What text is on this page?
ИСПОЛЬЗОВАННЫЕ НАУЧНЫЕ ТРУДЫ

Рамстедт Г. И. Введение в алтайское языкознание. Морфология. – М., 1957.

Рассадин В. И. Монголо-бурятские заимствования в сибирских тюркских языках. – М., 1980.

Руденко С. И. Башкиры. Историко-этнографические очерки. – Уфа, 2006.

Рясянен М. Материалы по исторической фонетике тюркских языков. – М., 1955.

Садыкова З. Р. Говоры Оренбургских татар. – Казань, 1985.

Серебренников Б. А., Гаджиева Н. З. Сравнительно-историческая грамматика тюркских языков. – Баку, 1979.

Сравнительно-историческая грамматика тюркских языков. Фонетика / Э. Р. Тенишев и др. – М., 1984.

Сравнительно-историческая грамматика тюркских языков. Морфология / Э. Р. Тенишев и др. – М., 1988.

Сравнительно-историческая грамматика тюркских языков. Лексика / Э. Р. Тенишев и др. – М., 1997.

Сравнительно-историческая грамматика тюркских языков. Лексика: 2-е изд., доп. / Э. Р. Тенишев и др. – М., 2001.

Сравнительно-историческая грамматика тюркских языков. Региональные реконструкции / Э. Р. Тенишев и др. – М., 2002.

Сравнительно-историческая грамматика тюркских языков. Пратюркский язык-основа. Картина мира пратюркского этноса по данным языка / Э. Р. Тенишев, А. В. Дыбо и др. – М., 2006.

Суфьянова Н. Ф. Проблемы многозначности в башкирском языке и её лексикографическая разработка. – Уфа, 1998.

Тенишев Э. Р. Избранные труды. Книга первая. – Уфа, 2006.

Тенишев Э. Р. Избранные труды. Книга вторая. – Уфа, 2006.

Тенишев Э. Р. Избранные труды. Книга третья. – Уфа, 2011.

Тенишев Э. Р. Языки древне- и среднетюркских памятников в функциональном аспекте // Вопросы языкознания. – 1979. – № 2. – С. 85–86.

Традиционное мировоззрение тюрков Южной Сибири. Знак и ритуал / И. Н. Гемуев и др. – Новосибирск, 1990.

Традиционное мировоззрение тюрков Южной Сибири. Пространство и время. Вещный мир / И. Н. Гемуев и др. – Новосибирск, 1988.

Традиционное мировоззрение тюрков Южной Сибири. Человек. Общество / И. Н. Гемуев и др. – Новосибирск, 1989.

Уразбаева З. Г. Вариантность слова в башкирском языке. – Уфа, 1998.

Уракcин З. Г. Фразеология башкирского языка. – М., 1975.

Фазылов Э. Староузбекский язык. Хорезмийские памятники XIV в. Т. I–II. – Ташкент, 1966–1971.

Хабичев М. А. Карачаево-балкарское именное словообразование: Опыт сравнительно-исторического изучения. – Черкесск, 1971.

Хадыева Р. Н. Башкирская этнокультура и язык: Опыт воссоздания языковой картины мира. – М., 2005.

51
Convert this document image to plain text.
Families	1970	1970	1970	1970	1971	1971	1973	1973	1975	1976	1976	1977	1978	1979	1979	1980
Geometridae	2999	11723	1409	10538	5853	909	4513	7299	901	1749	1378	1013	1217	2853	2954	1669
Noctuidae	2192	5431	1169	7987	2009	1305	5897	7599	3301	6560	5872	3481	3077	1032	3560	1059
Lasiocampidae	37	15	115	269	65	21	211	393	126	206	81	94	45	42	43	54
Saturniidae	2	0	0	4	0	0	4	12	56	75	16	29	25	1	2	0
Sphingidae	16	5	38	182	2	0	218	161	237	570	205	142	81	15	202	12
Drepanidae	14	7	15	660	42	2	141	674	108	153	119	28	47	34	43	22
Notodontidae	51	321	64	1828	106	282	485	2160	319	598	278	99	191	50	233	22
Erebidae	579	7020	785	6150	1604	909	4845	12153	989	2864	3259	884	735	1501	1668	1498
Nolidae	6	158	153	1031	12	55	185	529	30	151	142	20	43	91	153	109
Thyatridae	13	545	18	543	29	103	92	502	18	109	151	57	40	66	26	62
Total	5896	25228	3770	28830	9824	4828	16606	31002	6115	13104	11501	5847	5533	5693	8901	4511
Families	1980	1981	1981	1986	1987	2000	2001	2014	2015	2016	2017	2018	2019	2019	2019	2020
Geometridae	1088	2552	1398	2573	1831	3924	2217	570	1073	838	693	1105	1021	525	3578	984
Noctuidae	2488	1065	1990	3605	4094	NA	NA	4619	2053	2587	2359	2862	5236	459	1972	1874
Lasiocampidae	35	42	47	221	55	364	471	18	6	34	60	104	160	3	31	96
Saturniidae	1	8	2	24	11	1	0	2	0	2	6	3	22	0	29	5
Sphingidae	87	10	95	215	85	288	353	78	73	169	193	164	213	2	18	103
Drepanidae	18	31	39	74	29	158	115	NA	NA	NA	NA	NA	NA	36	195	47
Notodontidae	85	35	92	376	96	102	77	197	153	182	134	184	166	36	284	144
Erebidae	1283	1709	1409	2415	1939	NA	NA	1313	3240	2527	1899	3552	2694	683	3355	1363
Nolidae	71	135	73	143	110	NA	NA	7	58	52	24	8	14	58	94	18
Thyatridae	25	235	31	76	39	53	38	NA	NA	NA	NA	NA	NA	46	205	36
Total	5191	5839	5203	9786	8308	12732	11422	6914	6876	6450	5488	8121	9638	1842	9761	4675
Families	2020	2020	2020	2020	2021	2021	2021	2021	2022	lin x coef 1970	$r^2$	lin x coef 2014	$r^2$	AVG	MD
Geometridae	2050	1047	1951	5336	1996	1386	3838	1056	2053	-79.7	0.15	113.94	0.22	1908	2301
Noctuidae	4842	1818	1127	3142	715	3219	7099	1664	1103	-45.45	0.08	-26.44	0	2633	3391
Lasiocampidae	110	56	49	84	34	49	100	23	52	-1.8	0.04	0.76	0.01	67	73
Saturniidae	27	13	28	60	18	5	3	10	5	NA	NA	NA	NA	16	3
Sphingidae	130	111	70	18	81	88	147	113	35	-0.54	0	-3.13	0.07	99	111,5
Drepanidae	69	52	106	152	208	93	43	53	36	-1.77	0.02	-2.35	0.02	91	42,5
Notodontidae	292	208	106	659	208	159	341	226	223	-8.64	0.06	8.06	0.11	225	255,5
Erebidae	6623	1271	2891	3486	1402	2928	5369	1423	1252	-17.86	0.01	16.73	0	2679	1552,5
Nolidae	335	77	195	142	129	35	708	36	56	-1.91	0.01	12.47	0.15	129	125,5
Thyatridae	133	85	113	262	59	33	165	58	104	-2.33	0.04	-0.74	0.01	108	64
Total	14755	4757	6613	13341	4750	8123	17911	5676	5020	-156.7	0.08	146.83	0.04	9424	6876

◆ Task prompt
All of the entries above need to be reproduced exactly.

◆ Task result
What text is on this page?
ИСПОЛЬЗОВАННЫЕ НАУЧНЫЕ ТРУДЫ

Рамстедт Г. И. Введение в алтайское языкознание. Морфология. – М., 1957.

Рассадин В. И. Монголо-бурятские заимствования в сибирских тюркских языках. – М., 1980.

Руденко С. И. Башкиры. Историко-этнографические очерки. – Уфа, 2006.

Рясянен М. Материалы по исторической фонетике тюркских языков. – М., 1955.

Садыкова З. Р. Говоры Оренбургских татар. – Казань, 1985.

Серебренников Б. А., Гаджиева Н. З. Сравнительно-историческая грамматика тюркских языков. – Баку, 1979.

Сравнительно-историческая грамматика тюркских языков. Фонетика / Э. Р. Тенишев и др. – М., 1984.

Сравнительно-историческая грамматика тюркских языков. Морфология / Э. Р. Тенишев и др. – М., 1988.

Сравнительно-историческая грамматика тюркских языков. Лексика / Э. Р. Тенишев и др. – М., 1997.

Сравнительно-историческая грамматика тюркских языков. Лексика: 2-е изд., доп. / Э. Р. Тенишев и др. – М., 2001.

Сравнительно-историческая грамматика тюркских языков. Региональные реконструкции / Э. Р. Тенишев и др. – М., 2002.

Сравнительно-историческая грамматика тюркских языков. Пратюркский язык-основа. Картина мира пратюркского этноса по данным языка / Э. Р. Тенишев, А. В. Дыбо и др. – М., 2006.

Суфьянова Н. Ф. Проблемы многозначности в башкирском языке и её лексикографическая разработка. – Уфа, 1998.

Тенишев Э. Р. Избранные труды. Книга первая. – Уфа, 2006.

Тенишев Э. Р. Избранные труды. Книга вторая. – Уфа, 2006.

Тенишев Э. Р. Избранные труды. Книга третья. – Уфа, 2011.

Тенишев Э. Р. Языки древне- и среднетюркских памятников в функциональном аспекте // Вопросы языкознания. – 1979. – № 2. – С. 85–86.

Традиционное мировоззрение тюрков Южной Сибири. Знак и ритуал / И. Н. Гемуев и др. – Новосибирск, 1990.

Традиционное мировоззрение тюрков Южной Сибири. Пространство и время. Вещный мир / И. Н. Гемуев и др. – Новосибирск, 1988.

Традиционное мировоззрение тюрков Южной Сибири. Человек. Общество / И. Н. Гемуев и др. – Новосибирск, 1989.

Уразбаева З. Г. Вариантность слова в башкирском языке. – Уфа, 1998.

Уракcин З. Г. Фразеология башкирского языка. – М., 1975.

Фазылов Э. Староузбекский язык. Хорезмийские памятники XIV в. Т. I–II. – Ташкент, 1966–1971.

Хабичев М. А. Карачаево-балкарское именное словообразование: Опыт сравнительно-исторического изучения. – Черкесск, 1971.

Хадыева Р. Н. Башкирская этнокультура и язык: Опыт воссоздания языковой картины мира. – М., 2005.

51
Convert this document image to plain text.
Families	1970	1970	1970	1970	1971	1971	1973	1973	1975	1976	1976	1977	1978	1979	1979	1980
Geometridae	2999	11723	1409	10538	5853	909	4513	7299	901	1749	1378	1013	1217	2853	2954	1669
Noctuidae	2192	5431	1169	7987	2009	1305	5897	7599	3301	6560	5872	3481	3077	1032	3560	1059
Lasiocampidae	37	15	115	269	65	21	211	393	126	206	81	94	45	42	43	54
Saturniidae	2	0	0	4	0	0	4	12	56	75	16	29	25	1	2	0
Sphingidae	16	5	38	182	2	0	218	161	237	570	205	142	81	15	202	12
Drepanidae	14	7	15	660	42	2	141	674	108	153	119	28	47	34	43	22
Notodontidae	51	321	64	1828	106	282	485	2160	319	598	278	99	191	50	233	22
Erebidae	579	7020	785	6150	1604	909	4845	12153	989	2864	3259	884	735	1501	1668	1498
Nolidae	6	158	153	1031	12	55	185	529	30	151	142	20	43	91	153	109
Thyatridae	13	545	18	543	29	103	92	502	18	109	151	57	40	66	26	62
Total	5896	25228	3770	28830	9824	4828	16606	31002	6115	13104	11501	5847	5533	5693	8901	4511
Families	1980	1981	1981	1986	1987	2000	2001	2014	2015	2016	2017	2018	2019	2019	2019	2020
Geometridae	1088	2552	1398	2573	1831	3924	2217	570	1073	838	693	1105	1021	525	3578	984
Noctuidae	2488	1065	1990	3605	4094	NA	NA	4619	2053	2587	2359	2862	5236	459	1972	1874
Lasiocampidae	35	42	47	221	55	364	471	18	6	34	60	104	160	3	31	96
Saturniidae	1	8	2	24	11	1	0	2	0	2	6	3	22	0	29	5
Sphingidae	87	10	95	215	85	288	353	78	73	169	193	164	213	2	18	103
Drepanidae	18	31	39	74	29	158	115	NA	NA	NA	NA	NA	NA	36	195	47
Notodontidae	85	35	92	376	96	102	77	197	153	182	134	184	166	36	284	144
Erebidae	1283	1709	1409	2415	1939	NA	NA	1313	3240	2527	1899	3552	2694	683	3355	1363
Nolidae	71	135	73	143	110	NA	NA	7	58	52	24	8	14	58	94	18
Thyatridae	25	235	31	76	39	53	38	NA	NA	NA	NA	NA	NA	46	205	36
Total	5191	5839	5203	9786	8308	12732	11422	6914	6876	6450	5488	8121	9638	1842	9761	4675
Families	2020	2020	2020	2020	2021	2021	2021	2021	2022	lin x coef 1970	$r^2$	lin x coef 2014	$r^2$	AVG	MD
Geometridae	2050	1047	1951	5336	1996	1386	3838	1056	2053	-79.7	0.15	113.94	0.22	1908	2301
Noctuidae	4842	1818	1127	3142	715	3219	7099	1664	1103	-45.45	0.08	-26.44	0	2633	3391
Lasiocampidae	110	56	49	84	34	49	100	23	52	-1.8	0.04	0.76	0.01	67	73
Saturniidae	27	13	28	60	18	5	3	10	5	NA	NA	NA	NA	16	3
Sphingidae	130	111	70	18	81	88	147	113	35	-0.54	0	-3.13	0.07	99	111,5
Drepanidae	69	52	106	152	208	93	43	53	36	-1.77	0.02	-2.35	0.02	91	42,5
Notodontidae	292	208	106	659	208	159	341	226	223	-8.64	0.06	8.06	0.11	225	255,5
Erebidae	6623	1271	2891	3486	1402	2928	5369	1423	1252	-17.86	0.01	16.73	0	2679	1552,5
Nolidae	335	77	195	142	129	35	708	36	56	-1.91	0.01	12.47	0.15	129	125,5
Thyatridae	133	85	113	262	59	33	165	58	104	-2.33	0.04	-0.74	0.01	108	64
Total	14755	4757	6613	13341	4750	8123	17911	5676	5020	-156.7	0.08	146.83	0.04	9424	6876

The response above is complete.